Work instructions
Gather all lines from the material that contain "getsix".

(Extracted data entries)
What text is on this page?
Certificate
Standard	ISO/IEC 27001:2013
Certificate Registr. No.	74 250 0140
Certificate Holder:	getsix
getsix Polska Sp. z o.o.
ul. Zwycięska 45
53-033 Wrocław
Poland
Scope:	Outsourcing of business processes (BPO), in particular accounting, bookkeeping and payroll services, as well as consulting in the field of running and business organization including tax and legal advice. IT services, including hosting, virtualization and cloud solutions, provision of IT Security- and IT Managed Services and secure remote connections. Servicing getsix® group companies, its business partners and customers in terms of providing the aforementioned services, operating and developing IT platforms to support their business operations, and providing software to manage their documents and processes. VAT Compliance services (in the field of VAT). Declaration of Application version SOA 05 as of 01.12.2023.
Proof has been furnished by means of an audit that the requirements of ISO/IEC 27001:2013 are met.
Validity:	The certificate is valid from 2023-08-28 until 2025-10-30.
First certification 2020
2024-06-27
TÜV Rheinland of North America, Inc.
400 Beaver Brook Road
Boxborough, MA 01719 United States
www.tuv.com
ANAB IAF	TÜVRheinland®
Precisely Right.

Completed task
Certificate Holder:	getsix
getsix Polska Sp. z o.o.
Scope:	Outsourcing of business processes (BPO), in particular accounting, bookkeeping and payroll services, as well as consulting in the field of running and business organization including tax and legal advice. IT services, including hosting, virtualization and cloud solutions, provision of IT Security- and IT Managed Services and secure remote connections. Servicing getsix® group companies, its business partners and customers in terms of providing the aforementioned services, operating and developing IT platforms to support their business operations, and providing software to manage their documents and processes. VAT Compliance services (in the field of VAT). Declaration of Application version SOA 05 as of 01.12.2023.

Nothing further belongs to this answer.